[Dataset entries]
+ + + +
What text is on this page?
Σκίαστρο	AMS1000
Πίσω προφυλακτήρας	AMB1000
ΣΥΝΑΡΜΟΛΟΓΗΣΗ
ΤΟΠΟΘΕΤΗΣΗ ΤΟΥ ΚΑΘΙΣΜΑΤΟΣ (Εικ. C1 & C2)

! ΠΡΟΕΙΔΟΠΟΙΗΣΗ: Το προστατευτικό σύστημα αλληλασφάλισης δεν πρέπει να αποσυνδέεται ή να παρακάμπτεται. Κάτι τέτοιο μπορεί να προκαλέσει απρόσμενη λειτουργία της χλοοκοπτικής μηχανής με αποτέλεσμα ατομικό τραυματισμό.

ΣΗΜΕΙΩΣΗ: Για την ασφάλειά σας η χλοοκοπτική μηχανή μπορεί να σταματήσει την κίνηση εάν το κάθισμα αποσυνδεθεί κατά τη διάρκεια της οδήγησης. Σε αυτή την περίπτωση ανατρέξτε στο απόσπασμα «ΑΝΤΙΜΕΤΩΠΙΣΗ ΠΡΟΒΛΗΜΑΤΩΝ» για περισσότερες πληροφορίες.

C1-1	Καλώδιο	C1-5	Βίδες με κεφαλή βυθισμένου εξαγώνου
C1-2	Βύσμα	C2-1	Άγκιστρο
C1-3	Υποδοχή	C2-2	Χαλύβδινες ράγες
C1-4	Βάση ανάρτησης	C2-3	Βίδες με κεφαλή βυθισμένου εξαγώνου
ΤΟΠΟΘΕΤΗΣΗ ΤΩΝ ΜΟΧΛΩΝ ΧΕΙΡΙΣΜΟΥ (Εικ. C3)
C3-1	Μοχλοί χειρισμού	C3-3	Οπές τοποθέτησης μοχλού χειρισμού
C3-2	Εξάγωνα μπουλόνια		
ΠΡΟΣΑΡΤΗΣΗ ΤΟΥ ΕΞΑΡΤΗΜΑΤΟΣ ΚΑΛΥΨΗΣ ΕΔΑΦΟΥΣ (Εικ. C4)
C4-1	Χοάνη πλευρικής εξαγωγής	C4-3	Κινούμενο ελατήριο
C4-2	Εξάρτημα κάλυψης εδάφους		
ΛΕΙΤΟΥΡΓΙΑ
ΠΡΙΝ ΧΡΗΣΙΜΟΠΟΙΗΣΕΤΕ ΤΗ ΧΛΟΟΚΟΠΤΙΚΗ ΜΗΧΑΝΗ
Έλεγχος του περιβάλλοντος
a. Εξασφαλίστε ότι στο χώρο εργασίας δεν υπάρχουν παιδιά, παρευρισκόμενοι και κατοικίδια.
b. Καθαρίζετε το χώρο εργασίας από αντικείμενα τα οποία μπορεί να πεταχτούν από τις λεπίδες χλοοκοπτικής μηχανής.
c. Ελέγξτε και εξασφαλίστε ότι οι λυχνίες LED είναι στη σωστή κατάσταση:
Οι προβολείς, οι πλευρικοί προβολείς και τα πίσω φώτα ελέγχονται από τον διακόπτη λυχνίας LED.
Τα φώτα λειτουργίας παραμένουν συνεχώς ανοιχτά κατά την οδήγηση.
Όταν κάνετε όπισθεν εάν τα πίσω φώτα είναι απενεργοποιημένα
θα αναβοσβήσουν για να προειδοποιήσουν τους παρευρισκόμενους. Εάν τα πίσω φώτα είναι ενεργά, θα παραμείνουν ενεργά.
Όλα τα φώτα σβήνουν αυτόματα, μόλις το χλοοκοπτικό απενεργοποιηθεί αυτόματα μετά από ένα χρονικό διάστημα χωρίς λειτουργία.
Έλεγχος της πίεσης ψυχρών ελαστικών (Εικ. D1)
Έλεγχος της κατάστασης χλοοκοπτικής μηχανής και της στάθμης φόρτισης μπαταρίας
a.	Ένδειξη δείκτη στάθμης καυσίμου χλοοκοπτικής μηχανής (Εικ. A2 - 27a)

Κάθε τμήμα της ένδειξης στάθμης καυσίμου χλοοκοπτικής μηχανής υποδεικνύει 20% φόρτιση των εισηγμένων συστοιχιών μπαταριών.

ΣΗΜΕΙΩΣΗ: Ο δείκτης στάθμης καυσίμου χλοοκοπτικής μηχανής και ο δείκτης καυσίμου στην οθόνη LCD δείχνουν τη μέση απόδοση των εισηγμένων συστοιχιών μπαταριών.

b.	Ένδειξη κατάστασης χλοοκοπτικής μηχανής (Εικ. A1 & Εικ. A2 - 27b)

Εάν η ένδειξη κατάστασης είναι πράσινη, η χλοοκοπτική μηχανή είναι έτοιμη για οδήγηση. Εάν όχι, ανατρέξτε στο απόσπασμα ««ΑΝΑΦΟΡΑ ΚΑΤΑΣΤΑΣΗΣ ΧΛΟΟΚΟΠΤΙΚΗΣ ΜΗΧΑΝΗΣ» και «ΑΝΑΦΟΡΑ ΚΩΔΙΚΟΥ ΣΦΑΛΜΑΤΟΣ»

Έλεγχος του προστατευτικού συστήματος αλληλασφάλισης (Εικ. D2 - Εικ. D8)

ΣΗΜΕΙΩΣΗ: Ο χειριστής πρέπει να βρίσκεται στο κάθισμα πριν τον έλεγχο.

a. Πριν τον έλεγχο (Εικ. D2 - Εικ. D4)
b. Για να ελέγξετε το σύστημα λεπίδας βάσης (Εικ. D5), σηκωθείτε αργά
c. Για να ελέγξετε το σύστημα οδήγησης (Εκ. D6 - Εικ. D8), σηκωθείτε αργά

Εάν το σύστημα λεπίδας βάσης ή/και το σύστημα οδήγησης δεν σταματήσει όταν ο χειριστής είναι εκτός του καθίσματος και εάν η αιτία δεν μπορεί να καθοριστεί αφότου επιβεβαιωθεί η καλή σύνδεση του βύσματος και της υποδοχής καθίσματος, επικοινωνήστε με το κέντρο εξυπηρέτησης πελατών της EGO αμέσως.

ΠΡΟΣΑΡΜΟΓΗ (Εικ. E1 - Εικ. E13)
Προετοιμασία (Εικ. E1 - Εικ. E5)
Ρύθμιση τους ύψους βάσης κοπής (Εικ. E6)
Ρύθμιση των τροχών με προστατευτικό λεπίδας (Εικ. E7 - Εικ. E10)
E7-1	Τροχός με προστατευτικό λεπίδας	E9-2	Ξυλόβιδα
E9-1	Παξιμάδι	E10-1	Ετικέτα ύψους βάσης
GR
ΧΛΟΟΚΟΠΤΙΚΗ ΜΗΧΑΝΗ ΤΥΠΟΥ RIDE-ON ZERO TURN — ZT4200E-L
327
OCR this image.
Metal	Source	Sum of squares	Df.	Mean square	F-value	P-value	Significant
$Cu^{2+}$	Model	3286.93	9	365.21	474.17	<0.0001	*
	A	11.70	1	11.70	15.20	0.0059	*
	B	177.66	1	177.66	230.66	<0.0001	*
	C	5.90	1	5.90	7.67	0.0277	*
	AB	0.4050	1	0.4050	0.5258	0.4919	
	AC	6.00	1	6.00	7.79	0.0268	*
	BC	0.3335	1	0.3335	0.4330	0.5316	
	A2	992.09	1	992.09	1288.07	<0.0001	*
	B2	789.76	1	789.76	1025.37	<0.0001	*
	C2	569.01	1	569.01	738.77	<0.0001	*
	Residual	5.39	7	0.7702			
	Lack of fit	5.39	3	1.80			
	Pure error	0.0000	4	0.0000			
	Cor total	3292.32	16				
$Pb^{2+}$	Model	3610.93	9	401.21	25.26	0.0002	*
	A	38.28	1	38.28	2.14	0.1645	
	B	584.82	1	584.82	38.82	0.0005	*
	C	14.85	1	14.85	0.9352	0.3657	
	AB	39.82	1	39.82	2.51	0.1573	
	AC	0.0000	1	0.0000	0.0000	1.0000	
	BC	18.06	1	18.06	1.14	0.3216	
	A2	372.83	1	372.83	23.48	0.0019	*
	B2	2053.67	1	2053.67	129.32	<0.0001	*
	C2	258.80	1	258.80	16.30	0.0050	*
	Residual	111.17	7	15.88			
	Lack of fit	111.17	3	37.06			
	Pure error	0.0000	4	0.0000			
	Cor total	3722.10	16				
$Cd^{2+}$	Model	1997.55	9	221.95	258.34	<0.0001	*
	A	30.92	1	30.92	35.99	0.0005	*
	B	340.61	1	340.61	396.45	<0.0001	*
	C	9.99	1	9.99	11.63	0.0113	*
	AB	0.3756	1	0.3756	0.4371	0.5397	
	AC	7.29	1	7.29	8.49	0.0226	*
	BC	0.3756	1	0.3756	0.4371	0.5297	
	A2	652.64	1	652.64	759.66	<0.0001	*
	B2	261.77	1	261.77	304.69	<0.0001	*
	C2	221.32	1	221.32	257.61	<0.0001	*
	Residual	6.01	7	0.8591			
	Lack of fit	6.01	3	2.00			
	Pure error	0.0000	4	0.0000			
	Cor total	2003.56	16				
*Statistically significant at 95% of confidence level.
+ + + +
» Set problem: Only those lines running from the one containing "OCR this image." through the last line of the data above are to be copied, exactly, with both ends included.

» Correct response:
OCR this image.
Metal	Source	Sum of squares	Df.	Mean square	F-value	P-value	Significant
$Cu^{2+}$	Model	3286.93	9	365.21	474.17	<0.0001	*
	A	11.70	1	11.70	15.20	0.0059	*
	B	177.66	1	177.66	230.66	<0.0001	*
	C	5.90	1	5.90	7.67	0.0277	*
	AB	0.4050	1	0.4050	0.5258	0.4919	
	AC	6.00	1	6.00	7.79	0.0268	*
	BC	0.3335	1	0.3335	0.4330	0.5316	
	A2	992.09	1	992.09	1288.07	<0.0001	*
	B2	789.76	1	789.76	1025.37	<0.0001	*
	C2	569.01	1	569.01	738.77	<0.0001	*
	Residual	5.39	7	0.7702			
	Lack of fit	5.39	3	1.80			
	Pure error	0.0000	4	0.0000			
	Cor total	3292.32	16				
$Pb^{2+}$	Model	3610.93	9	401.21	25.26	0.0002	*
	A	38.28	1	38.28	2.14	0.1645	
	B	584.82	1	584.82	38.82	0.0005	*
	C	14.85	1	14.85	0.9352	0.3657	
	AB	39.82	1	39.82	2.51	0.1573	
	AC	0.0000	1	0.0000	0.0000	1.0000	
	BC	18.06	1	18.06	1.14	0.3216	
	A2	372.83	1	372.83	23.48	0.0019	*
	B2	2053.67	1	2053.67	129.32	<0.0001	*
	C2	258.80	1	258.80	16.30	0.0050	*
	Residual	111.17	7	15.88			
	Lack of fit	111.17	3	37.06			
	Pure error	0.0000	4	0.0000			
	Cor total	3722.10	16				
$Cd^{2+}$	Model	1997.55	9	221.95	258.34	<0.0001	*
	A	30.92	1	30.92	35.99	0.0005	*
	B	340.61	1	340.61	396.45	<0.0001	*
	C	9.99	1	9.99	11.63	0.0113	*
	AB	0.3756	1	0.3756	0.4371	0.5397	
	AC	7.29	1	7.29	8.49	0.0226	*
	BC	0.3756	1	0.3756	0.4371	0.5297	
	A2	652.64	1	652.64	759.66	<0.0001	*
	B2	261.77	1	261.77	304.69	<0.0001	*
	C2	221.32	1	221.32	257.61	<0.0001	*
	Residual	6.01	7	0.8591			
	Lack of fit	6.01	3	2.00			
	Pure error	0.0000	4	0.0000			
	Cor total	2003.56	16				
*Statistically significant at 95% of confidence level.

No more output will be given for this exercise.